*WHAT IS EXPECTED*. Below are records to repeat exactly. Omit the pictures from the copy.

-------- MATERIAL PROVIDED --------

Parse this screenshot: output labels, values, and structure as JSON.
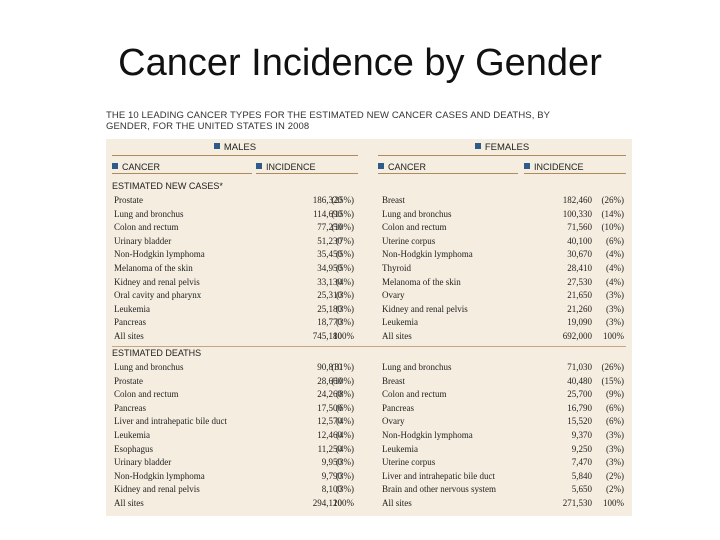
{
  "slide": {
    "title": "Cancer Incidence by Gender",
    "caption": "THE 10 LEADING CANCER TYPES FOR THE ESTIMATED NEW CANCER CASES AND DEATHS, BY GENDER, FOR THE UNITED STATES IN 2008"
  },
  "table": {
    "males_header": "MALES",
    "females_header": "FEMALES",
    "col_cancer": "CANCER",
    "col_incidence": "INCIDENCE",
    "section_new": "ESTIMATED NEW CASES*",
    "section_deaths": "ESTIMATED DEATHS",
    "new_cases": [
      {
        "m_name": "Prostate",
        "m_count": "186,320",
        "m_pct": "(25%)",
        "f_name": "Breast",
        "f_count": "182,460",
        "f_pct": "(26%)"
      },
      {
        "m_name": "Lung and bronchus",
        "m_count": "114,690",
        "m_pct": "(15%)",
        "f_name": "Lung and bronchus",
        "f_count": "100,330",
        "f_pct": "(14%)"
      },
      {
        "m_name": "Colon and rectum",
        "m_count": "77,250",
        "m_pct": "(10%)",
        "f_name": "Colon and rectum",
        "f_count": "71,560",
        "f_pct": "(10%)"
      },
      {
        "m_name": "Urinary bladder",
        "m_count": "51,230",
        "m_pct": "(7%)",
        "f_name": "Uterine corpus",
        "f_count": "40,100",
        "f_pct": "(6%)"
      },
      {
        "m_name": "Non-Hodgkin lymphoma",
        "m_count": "35,450",
        "m_pct": "(5%)",
        "f_name": "Non-Hodgkin lymphoma",
        "f_count": "30,670",
        "f_pct": "(4%)"
      },
      {
        "m_name": "Melanoma of the skin",
        "m_count": "34,950",
        "m_pct": "(5%)",
        "f_name": "Thyroid",
        "f_count": "28,410",
        "f_pct": "(4%)"
      },
      {
        "m_name": "Kidney and renal pelvis",
        "m_count": "33,130",
        "m_pct": "(4%)",
        "f_name": "Melanoma of the skin",
        "f_count": "27,530",
        "f_pct": "(4%)"
      },
      {
        "m_name": "Oral cavity and pharynx",
        "m_count": "25,310",
        "m_pct": "(3%)",
        "f_name": "Ovary",
        "f_count": "21,650",
        "f_pct": "(3%)"
      },
      {
        "m_name": "Leukemia",
        "m_count": "25,180",
        "m_pct": "(3%)",
        "f_name": "Kidney and renal pelvis",
        "f_count": "21,260",
        "f_pct": "(3%)"
      },
      {
        "m_name": "Pancreas",
        "m_count": "18,770",
        "m_pct": "(3%)",
        "f_name": "Leukemia",
        "f_count": "19,090",
        "f_pct": "(3%)"
      },
      {
        "m_name": "All sites",
        "m_count": "745,180",
        "m_pct": "100%",
        "f_name": "All sites",
        "f_count": "692,000",
        "f_pct": "100%"
      }
    ],
    "deaths": [
      {
        "m_name": "Lung and bronchus",
        "m_count": "90,810",
        "m_pct": "(31%)",
        "f_name": "Lung and bronchus",
        "f_count": "71,030",
        "f_pct": "(26%)"
      },
      {
        "m_name": "Prostate",
        "m_count": "28,660",
        "m_pct": "(10%)",
        "f_name": "Breast",
        "f_count": "40,480",
        "f_pct": "(15%)"
      },
      {
        "m_name": "Colon and rectum",
        "m_count": "24,260",
        "m_pct": "(8%)",
        "f_name": "Colon and rectum",
        "f_count": "25,700",
        "f_pct": "(9%)"
      },
      {
        "m_name": "Pancreas",
        "m_count": "17,500",
        "m_pct": "(6%)",
        "f_name": "Pancreas",
        "f_count": "16,790",
        "f_pct": "(6%)"
      },
      {
        "m_name": "Liver and intrahepatic bile duct",
        "m_count": "12,570",
        "m_pct": "(4%)",
        "f_name": "Ovary",
        "f_count": "15,520",
        "f_pct": "(6%)"
      },
      {
        "m_name": "Leukemia",
        "m_count": "12,460",
        "m_pct": "(4%)",
        "f_name": "Non-Hodgkin lymphoma",
        "f_count": "9,370",
        "f_pct": "(3%)"
      },
      {
        "m_name": "Esophagus",
        "m_count": "11,250",
        "m_pct": "(4%)",
        "f_name": "Leukemia",
        "f_count": "9,250",
        "f_pct": "(3%)"
      },
      {
        "m_name": "Urinary bladder",
        "m_count": "9,950",
        "m_pct": "(3%)",
        "f_name": "Uterine corpus",
        "f_count": "7,470",
        "f_pct": "(3%)"
      },
      {
        "m_name": "Non-Hodgkin lymphoma",
        "m_count": "9,790",
        "m_pct": "(3%)",
        "f_name": "Liver and intrahepatic bile duct",
        "f_count": "5,840",
        "f_pct": "(2%)"
      },
      {
        "m_name": "Kidney and renal pelvis",
        "m_count": "8,100",
        "m_pct": "(3%)",
        "f_name": "Brain and other nervous system",
        "f_count": "5,650",
        "f_pct": "(2%)"
      },
      {
        "m_name": "All sites",
        "m_count": "294,120",
        "m_pct": "100%",
        "f_name": "All sites",
        "f_count": "271,530",
        "f_pct": "100%"
      }
    ]
  }
}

--------

*SOLUTION*.
Parse this screenshot: output labels, values, and structure as JSON.
{
  "slide": {
    "title": "Cancer Incidence by Gender",
    "caption": "THE 10 LEADING CANCER TYPES FOR THE ESTIMATED NEW CANCER CASES AND DEATHS, BY GENDER, FOR THE UNITED STATES IN 2008"
  },
  "table": {
    "males_header": "MALES",
    "females_header": "FEMALES",
    "col_cancer": "CANCER",
    "col_incidence": "INCIDENCE",
    "section_new": "ESTIMATED NEW CASES*",
    "section_deaths": "ESTIMATED DEATHS",
    "new_cases": [
      {
        "m_name": "Prostate",
        "m_count": "186,320",
        "m_pct": "(25%)",
        "f_name": "Breast",
        "f_count": "182,460",
        "f_pct": "(26%)"
      },
      {
        "m_name": "Lung and bronchus",
        "m_count": "114,690",
        "m_pct": "(15%)",
        "f_name": "Lung and bronchus",
        "f_count": "100,330",
        "f_pct": "(14%)"
      },
      {
        "m_name": "Colon and rectum",
        "m_count": "77,250",
        "m_pct": "(10%)",
        "f_name": "Colon and rectum",
        "f_count": "71,560",
        "f_pct": "(10%)"
      },
      {
        "m_name": "Urinary bladder",
        "m_count": "51,230",
        "m_pct": "(7%)",
        "f_name": "Uterine corpus",
        "f_count": "40,100",
        "f_pct": "(6%)"
      },
      {
        "m_name": "Non-Hodgkin lymphoma",
        "m_count": "35,450",
        "m_pct": "(5%)",
        "f_name": "Non-Hodgkin lymphoma",
        "f_count": "30,670",
        "f_pct": "(4%)"
      },
      {
        "m_name": "Melanoma of the skin",
        "m_count": "34,950",
        "m_pct": "(5%)",
        "f_name": "Thyroid",
        "f_count": "28,410",
        "f_pct": "(4%)"
      },
      {
        "m_name": "Kidney and renal pelvis",
        "m_count": "33,130",
        "m_pct": "(4%)",
        "f_name": "Melanoma of the skin",
        "f_count": "27,530",
        "f_pct": "(4%)"
      },
      {
        "m_name": "Oral cavity and pharynx",
        "m_count": "25,310",
        "m_pct": "(3%)",
        "f_name": "Ovary",
        "f_count": "21,650",
        "f_pct": "(3%)"
      },
      {
        "m_name": "Leukemia",
        "m_count": "25,180",
        "m_pct": "(3%)",
        "f_name": "Kidney and renal pelvis",
        "f_count": "21,260",
        "f_pct": "(3%)"
      },
      {
        "m_name": "Pancreas",
        "m_count": "18,770",
        "m_pct": "(3%)",
        "f_name": "Leukemia",
        "f_count": "19,090",
        "f_pct": "(3%)"
      },
      {
        "m_name": "All sites",
        "m_count": "745,180",
        "m_pct": "100%",
        "f_name": "All sites",
        "f_count": "692,000",
        "f_pct": "100%"
      }
    ],
    "deaths": [
      {
        "m_name": "Lung and bronchus",
        "m_count": "90,810",
        "m_pct": "(31%)",
        "f_name": "Lung and bronchus",
        "f_count": "71,030",
        "f_pct": "(26%)"
      },
      {
        "m_name": "Prostate",
        "m_count": "28,660",
        "m_pct": "(10%)",
        "f_name": "Breast",
        "f_count": "40,480",
        "f_pct": "(15%)"
      },
      {
        "m_name": "Colon and rectum",
        "m_count": "24,260",
        "m_pct": "(8%)",
        "f_name": "Colon and rectum",
        "f_count": "25,700",
        "f_pct": "(9%)"
      },
      {
        "m_name": "Pancreas",
        "m_count": "17,500",
        "m_pct": "(6%)",
        "f_name": "Pancreas",
        "f_count": "16,790",
        "f_pct": "(6%)"
      },
      {
        "m_name": "Liver and intrahepatic bile duct",
        "m_count": "12,570",
        "m_pct": "(4%)",
        "f_name": "Ovary",
        "f_count": "15,520",
        "f_pct": "(6%)"
      },
      {
        "m_name": "Leukemia",
        "m_count": "12,460",
        "m_pct": "(4%)",
        "f_name": "Non-Hodgkin lymphoma",
        "f_count": "9,370",
        "f_pct": "(3%)"
      },
      {
        "m_name": "Esophagus",
        "m_count": "11,250",
        "m_pct": "(4%)",
        "f_name": "Leukemia",
        "f_count": "9,250",
        "f_pct": "(3%)"
      },
      {
        "m_name": "Urinary bladder",
        "m_count": "9,950",
        "m_pct": "(3%)",
        "f_name": "Uterine corpus",
        "f_count": "7,470",
        "f_pct": "(3%)"
      },
      {
        "m_name": "Non-Hodgkin lymphoma",
        "m_count": "9,790",
        "m_pct": "(3%)",
        "f_name": "Liver and intrahepatic bile duct",
        "f_count": "5,840",
        "f_pct": "(2%)"
      },
      {
        "m_name": "Kidney and renal pelvis",
        "m_count": "8,100",
        "m_pct": "(3%)",
        "f_name": "Brain and other nervous system",
        "f_count": "5,650",
        "f_pct": "(2%)"
      },
      {
        "m_name": "All sites",
        "m_count": "294,120",
        "m_pct": "100%",
        "f_name": "All sites",
        "f_count": "271,530",
        "f_pct": "100%"
      }
    ]
  }
}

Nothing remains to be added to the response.